■ 課題一覧:
**1.** 映画『酔うと化け物になる父がつらい』の記事から、「映画『酔うと化け物になる父がつらい』」から「ていただこう、と思いました」」までを、両端を含めて一字一句そのまま引用してください。
**2.** 次の(a)〜(c)が映画『酔うと化け物になる父がつらい』の記事の内容と合っているかどうかを、それぞれ「はい」か「いいえ」で答えてください。判断の根拠となる記事の言葉も、そのまま引用して添えてください。
(a) 松本穂香は初めて台本を読んだとき、プレッシャーを感じた。
(b) 主人公の母は酒に溺れる人物として描かれている。
(c) 片桐監督は、オーディションでの松本穂香の芝居を覚えていた。
**3.** 映画『酔うと化け物になる父がつらい』の記事の続きを、最後の文の後から書き進めてください。

■ 原文:
⟨
松本穂香 父は酒に溺れ、母は新興宗教にハマり…難しい役どころに挑戦!

映画『酔うと化け物になる父がつらい』


 アルコールに溺れる父を持った作者・菊池真理子の実体験に基づく同名コミックエッセイを、NHK連続テレビ小説「ひよっこ」で人気を博し、ドラマ「この世界の片隅に」や映画『わたしは光をにぎっている』など数々のドラマや映画で主演を務める女優・松本穂香を主演に迎え映画化! 衝撃的なエピソードの数々をときに笑いに変えながらも、誰もが感じたことのある生きづらさに寄り添う、共感必至のハートフルムービー。
松本穂香(撮影・蔦野裕、ヘアメイク・倉田明美、スタイリスト・有咲)
「初めて台本を読んだときは、すごく大変そうな役だなとプレッシャーを感じました」と振り返る松本穂香。そんな難役に挑もうと思ったきっかけは、片桐健滋監督からの熱烈なオファーだったという。

「以前に片桐監督が助監督を務めていた作品のオーディションに参加させていただいたことがあったのですが、監督はそのときのお芝居をずっと覚えていてくださって、この役はぜひ私に、と。そういうご縁も大切にしたかったですし、作品や役そのものにも魅力を感じて、難しい役だけど演じさせていただこう、と思いました」

 松本が演じるのは、酔っては“化け物”になる父(渋川清彦)と新興宗教にハマる母(ともさかりえ)に振り回される主人公・田所サキ。成長するにしたがい、自分の気持ちを封じ込めるのが当たり前となってしまった“語らない”主人公を、繊細に表現している。
⟩
■ 保存データ:
⟨
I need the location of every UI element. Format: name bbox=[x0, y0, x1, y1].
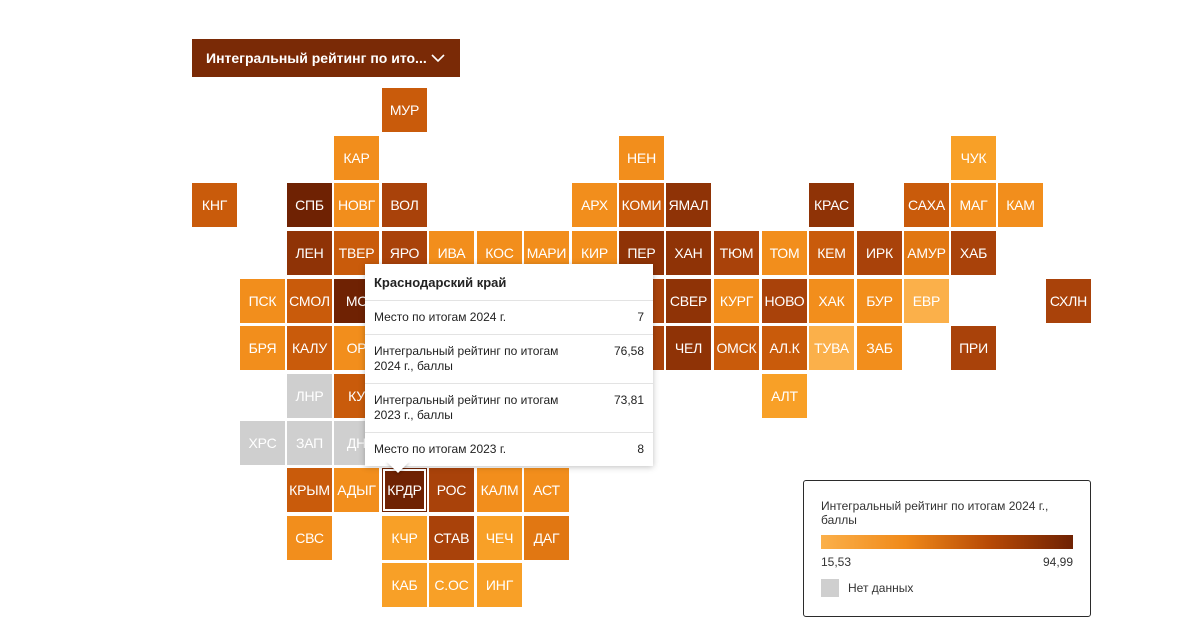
⟩
■ 解答:
**1.**
映画『酔うと化け物になる父がつらい』


 アルコールに溺れる父を持った作者・菊池真理子の実体験に基づく同名コミックエッセイを、NHK連続テレビ小説「ひよっこ」で人気を博し、ドラマ「この世界の片隅に」や映画『わたしは光をにぎっている』など数々のドラマや映画で主演を務める女優・松本穂香を主演に迎え映画化! 衝撃的なエピソードの数々をときに笑いに変えながらも、誰もが感じたことのある生きづらさに寄り添う、共感必至のハートフルムービー。
松本穂香(撮影・蔦野裕、ヘアメイク・倉田明美、スタイリスト・有咲)
「初めて台本を読んだときは、すごく大変そうな役だなとプレッシャーを感じました」と振り返る松本穂香。そんな難役に挑もうと思ったきっかけは、片桐健滋監督からの熱烈なオファーだったという。

「以前に片桐監督が助監督を務めていた作品のオーディションに参加させていただいたことがあったのですが、監督はそのときのお芝居をずっと覚えていてくださって、この役はぜひ私に、と。そういうご縁も大切にしたかったですし、作品や役そのものにも魅力を感じて、難しい役だけど演じさせていただこう、と思いました」

**2.**
(a) はい。「初めて台本を読んだときは、すごく大変そうな役だなとプレッシャーを感じました」
(b) いいえ。「新興宗教にハマる母(ともさかりえ)」
(c) はい。「監督はそのときのお芝居をずっと覚えていてくださって」

**3.**
「すべてが難しい役ではあったのですが、この気持ちがよく分からない、という苦しさは1つも無かったと思います。親や家族に対する葛藤や、無関心でいられることのつらさ、コミュニケーションの難しさは私も感じてきたほうなので、サキの気持ちが分からない、ということはなかったです。ただ、こうして振り返ってみても、やっぱり家族というつながりは難しいなと思いました。演じていても、撮影が終わっても、こうしてお話していても、どんどん分からなくなってくるんです。この映画でも、ラストに答えが示されるかというと、それはサキの中や、見る人それぞれの心の中に残っていきますし、絶対的な答えなんてないんだろうな、と思いました」

 原作コミックは、ウエブサイトで第一話公開の際に、アクセスができなくなるほど圧倒的な反響を呼ぶなど、幅広い世代で共感する人を生んだ。原作者の菊池氏は、片桐監督に“きれいな家族愛の話にまとめないでほしい”という思いを伝えたという。

「私も原作を拝見して、お母さんが亡くなったりお父さんと伝え合わないままだったり、最低な彼氏だったり…起こることは重くつらいことですが、かわいらしい画で柔らかく、ユーモアを交えて描かれているのが印象的でした。映画にもその要素が生かされていますが、同時に、気持ちを伝え合うことができない家族の難しさも丁寧に描かれていると思います」

 酔った父親の姿がごく当たり前の日常だった子供時代。母の突然の死。やがてサキは気持ちを伝えあうことをあきらめていく。「サキも、最初はお父さんに気持ちを伝えようとしていたと思うんですが、何度言ってもお父さんから何も返ってこなくて、その繰り返しでしだいに自分の思いにフタをするようになってしまったんだろうな、と。そう思うとすごく切なくて。それでも、血がつながっているからこそ、お父さんのことをあきらめきれない。サキが、カレンダーに印を書き続けたのも、そんな思いからだったと思います。その後、それすらもやめてしまっても、家を出ていないというのは、自分たちがいなければお父さんは死んでしまうかもという気持ちが心のどこかにあったんじゃないかなと。結局最後まで、亡くなっても無関心にはなれなかったんじゃないかなと思います」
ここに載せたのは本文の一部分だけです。